▶ _Exercise objective_
The exercise asks you to copy every line below in which "values" appears.

──────── Data provided

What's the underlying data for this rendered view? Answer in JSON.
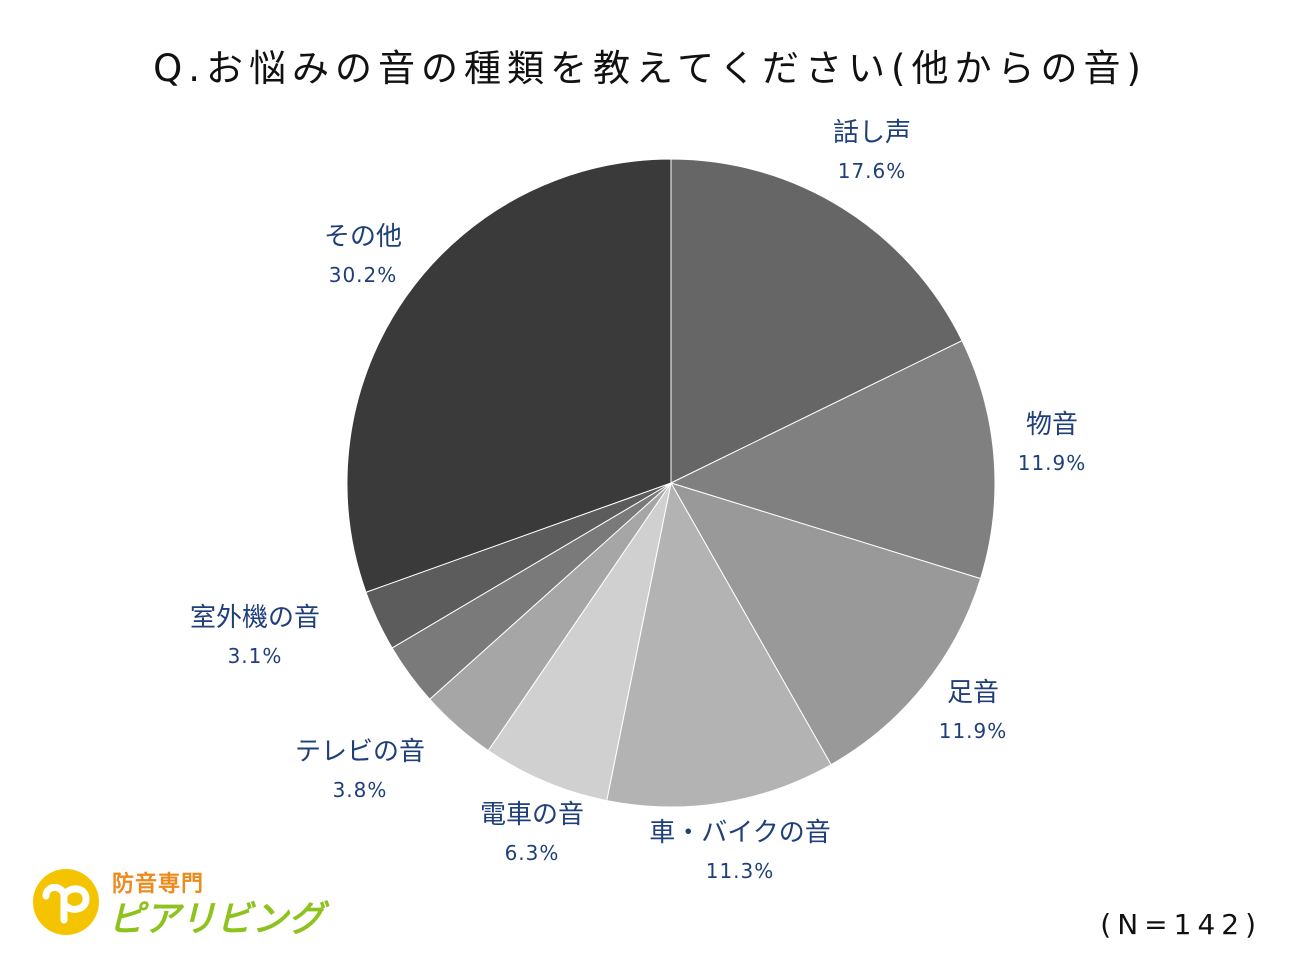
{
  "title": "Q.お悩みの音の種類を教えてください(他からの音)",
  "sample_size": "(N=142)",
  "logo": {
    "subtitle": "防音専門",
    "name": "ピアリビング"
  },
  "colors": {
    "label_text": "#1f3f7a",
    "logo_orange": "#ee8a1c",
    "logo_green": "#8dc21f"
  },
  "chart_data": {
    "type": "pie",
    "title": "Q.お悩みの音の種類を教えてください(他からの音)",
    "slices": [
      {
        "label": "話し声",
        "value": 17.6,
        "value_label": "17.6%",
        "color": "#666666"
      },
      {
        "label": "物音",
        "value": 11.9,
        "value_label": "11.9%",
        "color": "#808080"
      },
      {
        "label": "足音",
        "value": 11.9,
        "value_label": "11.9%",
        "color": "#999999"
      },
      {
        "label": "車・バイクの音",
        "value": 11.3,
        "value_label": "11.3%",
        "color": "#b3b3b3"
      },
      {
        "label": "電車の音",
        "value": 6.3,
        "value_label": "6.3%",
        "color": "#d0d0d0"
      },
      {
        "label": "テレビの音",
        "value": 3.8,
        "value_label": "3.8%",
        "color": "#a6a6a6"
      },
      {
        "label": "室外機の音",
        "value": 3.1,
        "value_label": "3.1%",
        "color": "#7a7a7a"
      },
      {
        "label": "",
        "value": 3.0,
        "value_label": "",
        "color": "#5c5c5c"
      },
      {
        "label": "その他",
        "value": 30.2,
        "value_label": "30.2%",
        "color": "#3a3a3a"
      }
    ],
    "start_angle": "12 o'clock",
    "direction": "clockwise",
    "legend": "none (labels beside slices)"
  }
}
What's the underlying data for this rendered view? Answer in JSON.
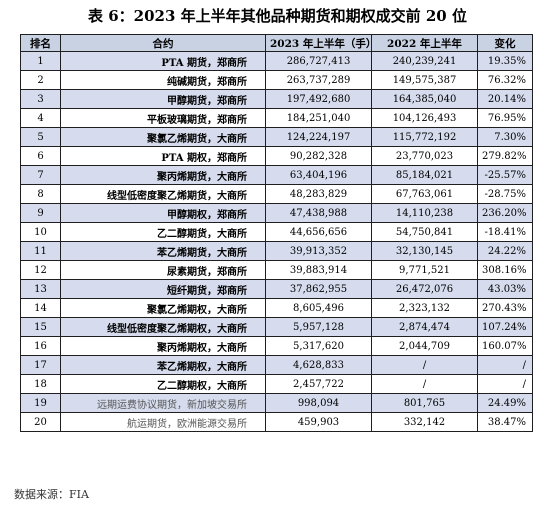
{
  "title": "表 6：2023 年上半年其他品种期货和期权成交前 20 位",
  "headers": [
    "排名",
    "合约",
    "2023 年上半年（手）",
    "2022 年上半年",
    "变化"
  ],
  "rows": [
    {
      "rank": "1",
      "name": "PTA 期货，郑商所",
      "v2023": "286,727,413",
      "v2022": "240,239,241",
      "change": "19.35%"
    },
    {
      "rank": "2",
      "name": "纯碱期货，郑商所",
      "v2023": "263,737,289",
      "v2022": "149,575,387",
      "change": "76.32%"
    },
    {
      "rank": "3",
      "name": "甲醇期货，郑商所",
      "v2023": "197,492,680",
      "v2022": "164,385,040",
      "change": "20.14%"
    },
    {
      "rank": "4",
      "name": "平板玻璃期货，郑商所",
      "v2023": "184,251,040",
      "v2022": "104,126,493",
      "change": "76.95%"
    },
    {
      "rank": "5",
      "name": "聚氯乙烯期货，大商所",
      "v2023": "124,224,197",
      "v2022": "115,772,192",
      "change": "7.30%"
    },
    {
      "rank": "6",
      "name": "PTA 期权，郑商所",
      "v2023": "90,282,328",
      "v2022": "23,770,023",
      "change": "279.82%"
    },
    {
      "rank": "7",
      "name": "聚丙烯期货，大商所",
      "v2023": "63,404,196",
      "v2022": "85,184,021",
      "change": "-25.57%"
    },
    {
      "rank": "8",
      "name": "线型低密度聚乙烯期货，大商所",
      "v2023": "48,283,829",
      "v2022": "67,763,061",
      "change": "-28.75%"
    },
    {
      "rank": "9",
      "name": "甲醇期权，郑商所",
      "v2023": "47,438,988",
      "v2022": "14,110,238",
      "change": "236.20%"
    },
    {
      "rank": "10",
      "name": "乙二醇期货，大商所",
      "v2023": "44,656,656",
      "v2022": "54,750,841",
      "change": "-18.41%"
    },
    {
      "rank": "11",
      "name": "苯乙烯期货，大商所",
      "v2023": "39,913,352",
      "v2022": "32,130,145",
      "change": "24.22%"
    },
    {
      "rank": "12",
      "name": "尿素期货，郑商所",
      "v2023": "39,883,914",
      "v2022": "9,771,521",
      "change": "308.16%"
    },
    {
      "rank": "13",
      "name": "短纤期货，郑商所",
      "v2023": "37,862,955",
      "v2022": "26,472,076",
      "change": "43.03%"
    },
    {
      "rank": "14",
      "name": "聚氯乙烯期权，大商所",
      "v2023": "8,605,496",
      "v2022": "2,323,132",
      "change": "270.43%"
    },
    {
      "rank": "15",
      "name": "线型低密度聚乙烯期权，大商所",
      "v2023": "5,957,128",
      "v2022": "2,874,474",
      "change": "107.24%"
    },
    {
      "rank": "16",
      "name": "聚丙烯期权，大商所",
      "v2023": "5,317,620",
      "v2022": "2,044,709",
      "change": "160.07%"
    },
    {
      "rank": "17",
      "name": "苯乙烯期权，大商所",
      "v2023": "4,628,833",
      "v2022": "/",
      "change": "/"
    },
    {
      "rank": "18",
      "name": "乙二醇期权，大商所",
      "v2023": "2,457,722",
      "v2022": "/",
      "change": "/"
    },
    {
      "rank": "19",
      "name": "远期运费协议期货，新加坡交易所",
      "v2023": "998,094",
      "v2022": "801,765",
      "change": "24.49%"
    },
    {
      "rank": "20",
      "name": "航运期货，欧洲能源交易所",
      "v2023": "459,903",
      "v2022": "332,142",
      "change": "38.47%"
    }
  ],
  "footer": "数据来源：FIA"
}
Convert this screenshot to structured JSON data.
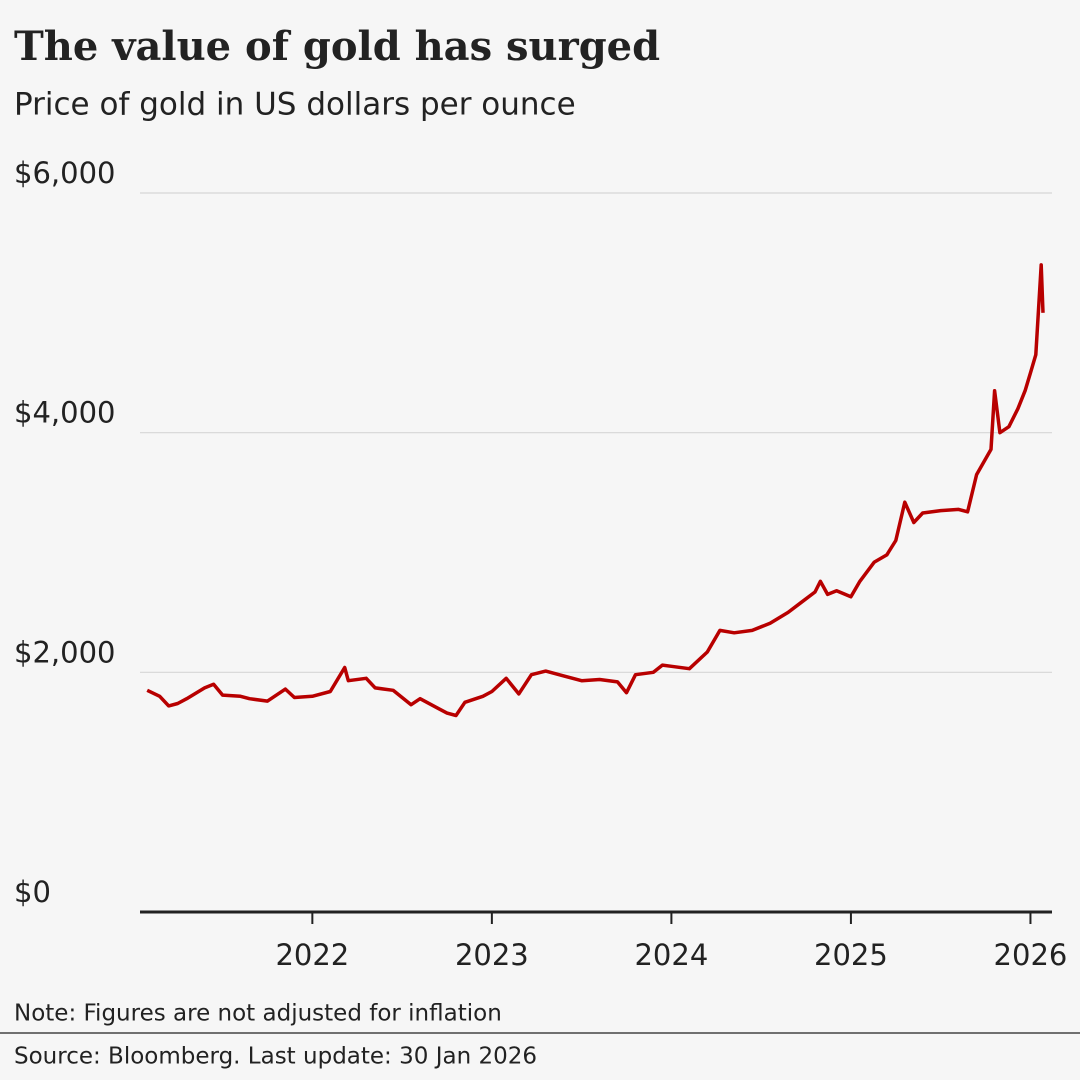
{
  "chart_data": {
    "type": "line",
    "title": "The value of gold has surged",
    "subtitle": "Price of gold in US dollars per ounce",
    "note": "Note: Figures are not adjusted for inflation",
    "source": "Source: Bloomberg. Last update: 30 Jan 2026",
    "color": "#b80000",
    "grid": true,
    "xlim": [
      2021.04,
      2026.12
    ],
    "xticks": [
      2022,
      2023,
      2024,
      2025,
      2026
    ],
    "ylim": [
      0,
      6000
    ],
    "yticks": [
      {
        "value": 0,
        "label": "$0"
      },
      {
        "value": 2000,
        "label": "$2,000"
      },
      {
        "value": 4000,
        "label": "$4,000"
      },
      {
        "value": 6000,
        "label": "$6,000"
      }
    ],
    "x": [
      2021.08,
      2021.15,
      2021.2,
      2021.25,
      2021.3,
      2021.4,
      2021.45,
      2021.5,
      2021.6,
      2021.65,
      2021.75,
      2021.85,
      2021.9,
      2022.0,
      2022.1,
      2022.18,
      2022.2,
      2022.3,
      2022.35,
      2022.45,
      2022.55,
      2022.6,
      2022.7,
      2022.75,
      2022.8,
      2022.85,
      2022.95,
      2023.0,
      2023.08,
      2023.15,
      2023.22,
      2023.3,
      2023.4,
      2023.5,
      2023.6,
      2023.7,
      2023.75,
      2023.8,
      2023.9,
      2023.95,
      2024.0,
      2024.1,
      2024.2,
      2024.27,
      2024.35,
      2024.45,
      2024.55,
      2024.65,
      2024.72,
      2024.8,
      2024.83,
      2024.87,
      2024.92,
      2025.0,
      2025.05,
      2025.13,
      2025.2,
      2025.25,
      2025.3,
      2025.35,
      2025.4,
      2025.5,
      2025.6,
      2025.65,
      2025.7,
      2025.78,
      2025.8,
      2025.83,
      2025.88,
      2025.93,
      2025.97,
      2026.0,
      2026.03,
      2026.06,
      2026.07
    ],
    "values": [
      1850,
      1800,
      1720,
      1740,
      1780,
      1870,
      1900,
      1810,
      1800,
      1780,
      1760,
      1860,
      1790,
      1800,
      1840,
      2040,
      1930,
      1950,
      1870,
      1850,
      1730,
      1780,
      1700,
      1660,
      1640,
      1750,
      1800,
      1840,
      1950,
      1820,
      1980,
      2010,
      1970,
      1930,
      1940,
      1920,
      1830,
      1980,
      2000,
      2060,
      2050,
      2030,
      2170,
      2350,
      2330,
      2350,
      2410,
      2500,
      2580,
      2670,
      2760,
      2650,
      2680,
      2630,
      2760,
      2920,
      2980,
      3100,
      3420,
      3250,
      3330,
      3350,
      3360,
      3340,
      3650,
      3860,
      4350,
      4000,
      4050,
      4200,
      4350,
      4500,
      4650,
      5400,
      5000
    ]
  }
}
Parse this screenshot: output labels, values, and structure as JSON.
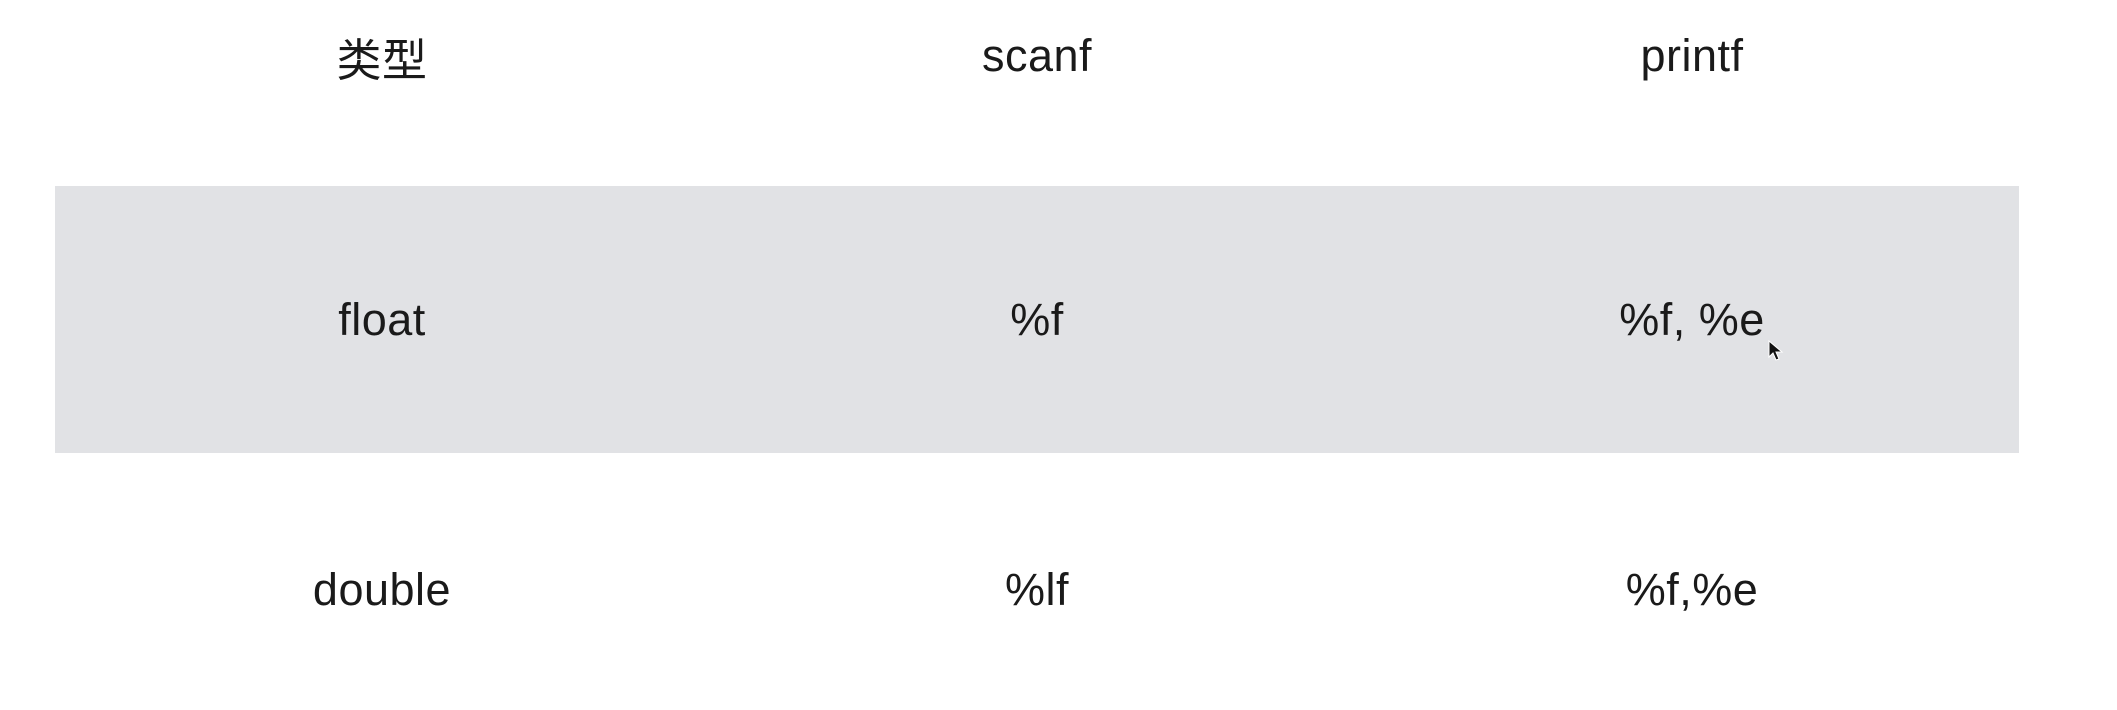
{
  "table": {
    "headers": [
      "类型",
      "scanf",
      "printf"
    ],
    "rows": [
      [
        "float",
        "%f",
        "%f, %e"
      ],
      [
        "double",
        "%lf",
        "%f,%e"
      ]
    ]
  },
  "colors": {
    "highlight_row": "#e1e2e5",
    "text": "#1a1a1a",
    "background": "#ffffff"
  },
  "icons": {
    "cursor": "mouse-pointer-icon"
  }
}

────────────────

▶ _Answer in full_
    "values": [
Parse this screenshot: output labels, values, and structure as JSON.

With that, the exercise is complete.